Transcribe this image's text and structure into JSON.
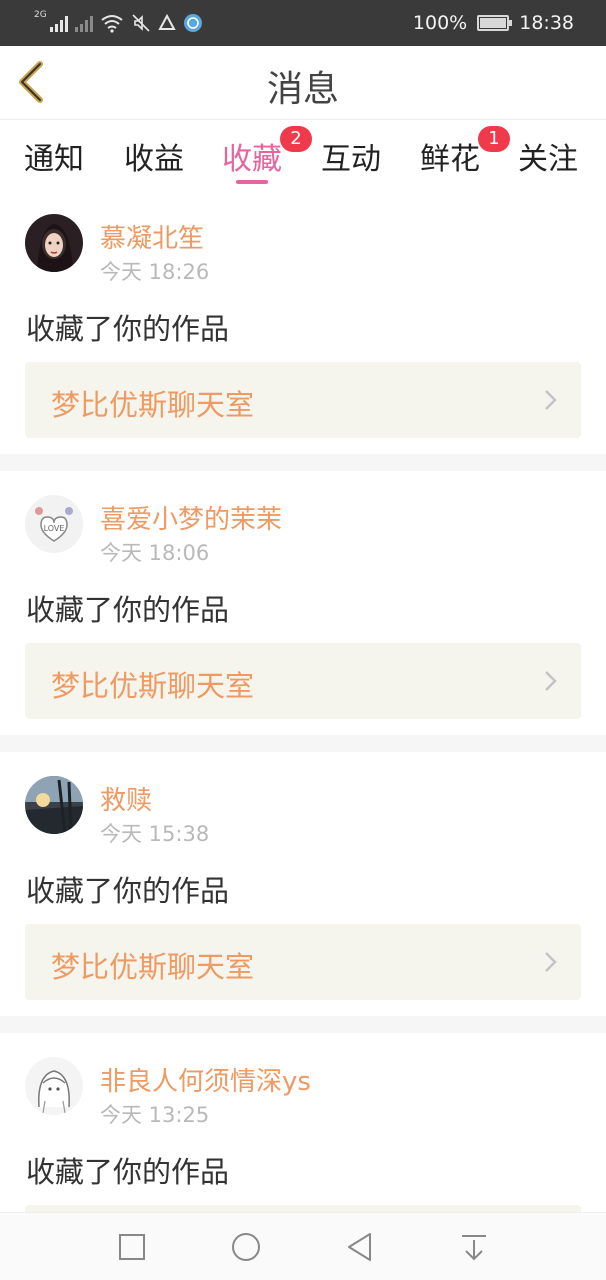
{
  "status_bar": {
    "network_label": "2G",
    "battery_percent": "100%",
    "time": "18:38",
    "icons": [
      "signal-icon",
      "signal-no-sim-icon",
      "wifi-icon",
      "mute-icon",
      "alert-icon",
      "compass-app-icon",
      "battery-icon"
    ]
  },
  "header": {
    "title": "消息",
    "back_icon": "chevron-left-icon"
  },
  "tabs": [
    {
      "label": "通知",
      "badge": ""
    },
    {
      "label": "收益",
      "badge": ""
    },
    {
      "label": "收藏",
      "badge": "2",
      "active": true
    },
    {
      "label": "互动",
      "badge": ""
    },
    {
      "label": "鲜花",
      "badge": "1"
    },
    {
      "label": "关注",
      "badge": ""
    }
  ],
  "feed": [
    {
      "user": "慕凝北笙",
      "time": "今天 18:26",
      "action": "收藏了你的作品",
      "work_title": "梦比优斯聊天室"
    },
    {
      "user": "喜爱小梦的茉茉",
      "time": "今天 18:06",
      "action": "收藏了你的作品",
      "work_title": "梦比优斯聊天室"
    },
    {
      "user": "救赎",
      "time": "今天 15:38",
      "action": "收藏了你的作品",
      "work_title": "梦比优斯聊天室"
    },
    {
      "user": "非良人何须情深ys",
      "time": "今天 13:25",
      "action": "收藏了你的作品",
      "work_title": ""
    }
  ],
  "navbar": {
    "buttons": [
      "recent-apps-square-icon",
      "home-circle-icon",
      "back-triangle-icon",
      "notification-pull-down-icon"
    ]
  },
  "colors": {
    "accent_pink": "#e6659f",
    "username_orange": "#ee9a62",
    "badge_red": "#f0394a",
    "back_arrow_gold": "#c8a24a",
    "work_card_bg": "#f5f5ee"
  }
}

• **Problem requirements**
All the lines above are to be given again exactly as they read, with the pictures removed.

• **Finished task**
Transcribe this image's text and structure into JSON.
{
  "status_bar": {
    "network_label": "2G",
    "battery_percent": "100%",
    "time": "18:38",
    "icons": [
      "signal-icon",
      "signal-no-sim-icon",
      "wifi-icon",
      "mute-icon",
      "alert-icon",
      "compass-app-icon",
      "battery-icon"
    ]
  },
  "header": {
    "title": "消息",
    "back_icon": "chevron-left-icon"
  },
  "tabs": [
    {
      "label": "通知",
      "badge": ""
    },
    {
      "label": "收益",
      "badge": ""
    },
    {
      "label": "收藏",
      "badge": "2",
      "active": true
    },
    {
      "label": "互动",
      "badge": ""
    },
    {
      "label": "鲜花",
      "badge": "1"
    },
    {
      "label": "关注",
      "badge": ""
    }
  ],
  "feed": [
    {
      "user": "慕凝北笙",
      "time": "今天 18:26",
      "action": "收藏了你的作品",
      "work_title": "梦比优斯聊天室"
    },
    {
      "user": "喜爱小梦的茉茉",
      "time": "今天 18:06",
      "action": "收藏了你的作品",
      "work_title": "梦比优斯聊天室"
    },
    {
      "user": "救赎",
      "time": "今天 15:38",
      "action": "收藏了你的作品",
      "work_title": "梦比优斯聊天室"
    },
    {
      "user": "非良人何须情深ys",
      "time": "今天 13:25",
      "action": "收藏了你的作品",
      "work_title": ""
    }
  ],
  "navbar": {
    "buttons": [
      "recent-apps-square-icon",
      "home-circle-icon",
      "back-triangle-icon",
      "notification-pull-down-icon"
    ]
  },
  "colors": {
    "accent_pink": "#e6659f",
    "username_orange": "#ee9a62",
    "badge_red": "#f0394a",
    "back_arrow_gold": "#c8a24a",
    "work_card_bg": "#f5f5ee"
  }
}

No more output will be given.